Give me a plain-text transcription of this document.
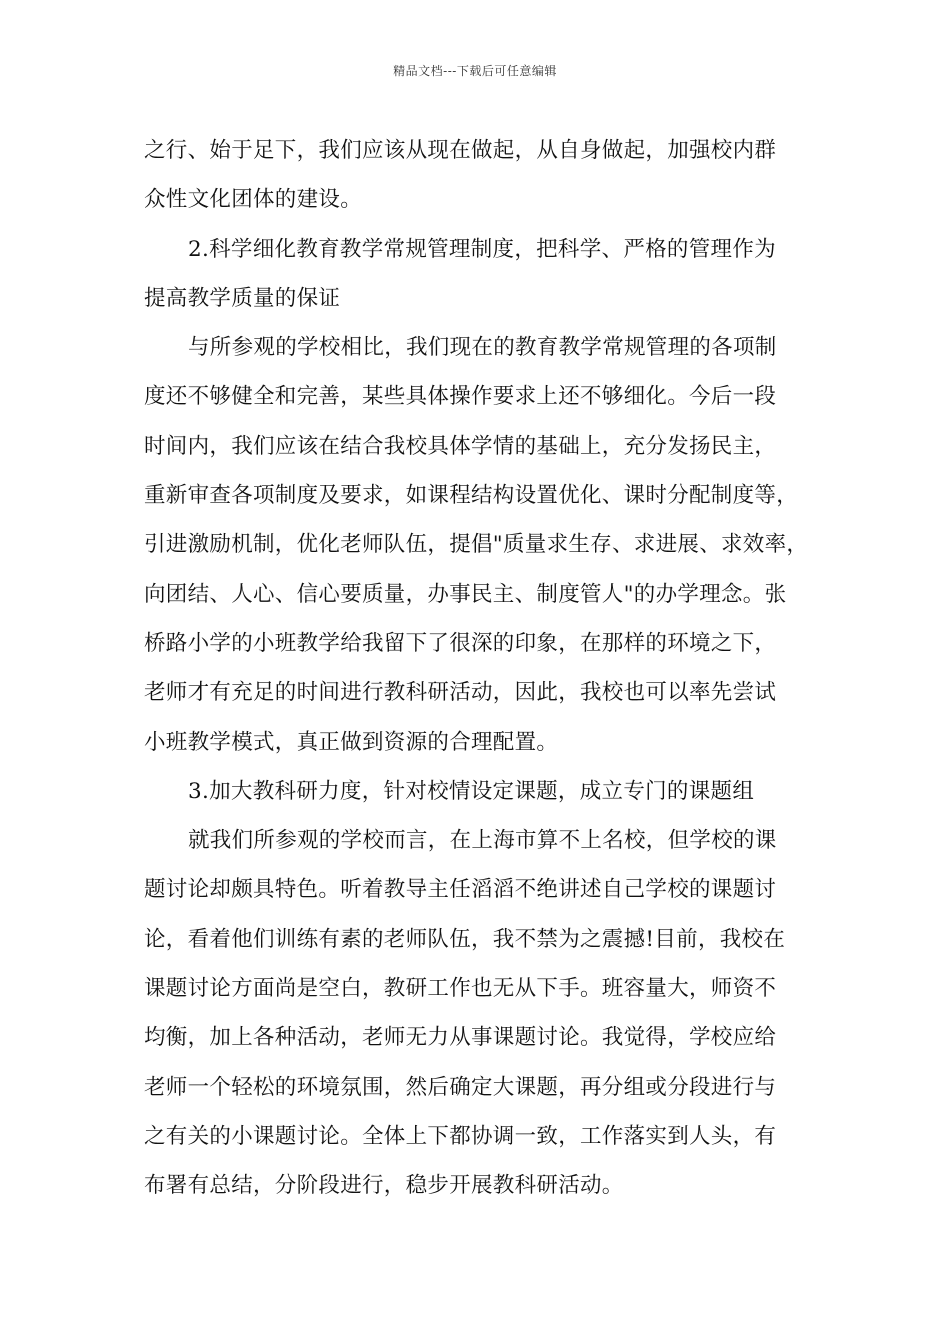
精品文档---下载后可任意编辑
之行、始于足下，我们应该从现在做起，从自身做起，加强校内群
众性文化团体的建设。
2.科学细化教育教学常规管理制度，把科学、严格的管理作为
提高教学质量的保证
与所参观的学校相比，我们现在的教育教学常规管理的各项制
度还不够健全和完善，某些具体操作要求上还不够细化。今后一段
时间内，我们应该在结合我校具体学情的基础上，充分发扬民主，
重新审查各项制度及要求，如课程结构设置优化、课时分配制度等，
引进激励机制，优化老师队伍，提倡"质量求生存、求进展、求效率，
向团结、人心、信心要质量，办事民主、制度管人"的办学理念。张
桥路小学的小班教学给我留下了很深的印象，在那样的环境之下，
老师才有充足的时间进行教科研活动，因此，我校也可以率先尝试
小班教学模式，真正做到资源的合理配置。
3.加大教科研力度，针对校情设定课题，成立专门的课题组
就我们所参观的学校而言，在上海市算不上名校，但学校的课
题讨论却颇具特色。听着教导主任滔滔不绝讲述自己学校的课题讨
论，看着他们训练有素的老师队伍，我不禁为之震撼!目前，我校在
课题讨论方面尚是空白，教研工作也无从下手。班容量大，师资不
均衡，加上各种活动，老师无力从事课题讨论。我觉得，学校应给
老师一个轻松的环境氛围，然后确定大课题，再分组或分段进行与
之有关的小课题讨论。全体上下都协调一致，工作落实到人头，有
布署有总结，分阶段进行，稳步开展教科研活动。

--

> **Task to complete**
Exactly as written, return every line of the listing, but not the pictures.

> **Task output**
Give me a plain-text transcription of this document.
精品文档---下载后可任意编辑
之行、始于足下，我们应该从现在做起，从自身做起，加强校内群
众性文化团体的建设。
2.科学细化教育教学常规管理制度，把科学、严格的管理作为
提高教学质量的保证
与所参观的学校相比，我们现在的教育教学常规管理的各项制
度还不够健全和完善，某些具体操作要求上还不够细化。今后一段
时间内，我们应该在结合我校具体学情的基础上，充分发扬民主，
重新审查各项制度及要求，如课程结构设置优化、课时分配制度等，
引进激励机制，优化老师队伍，提倡"质量求生存、求进展、求效率，
向团结、人心、信心要质量，办事民主、制度管人"的办学理念。张
桥路小学的小班教学给我留下了很深的印象，在那样的环境之下，
老师才有充足的时间进行教科研活动，因此，我校也可以率先尝试
小班教学模式，真正做到资源的合理配置。
3.加大教科研力度，针对校情设定课题，成立专门的课题组
就我们所参观的学校而言，在上海市算不上名校，但学校的课
题讨论却颇具特色。听着教导主任滔滔不绝讲述自己学校的课题讨
论，看着他们训练有素的老师队伍，我不禁为之震撼!目前，我校在
课题讨论方面尚是空白，教研工作也无从下手。班容量大，师资不
均衡，加上各种活动，老师无力从事课题讨论。我觉得，学校应给
老师一个轻松的环境氛围，然后确定大课题，再分组或分段进行与
之有关的小课题讨论。全体上下都协调一致，工作落实到人头，有
布署有总结，分阶段进行，稳步开展教科研活动。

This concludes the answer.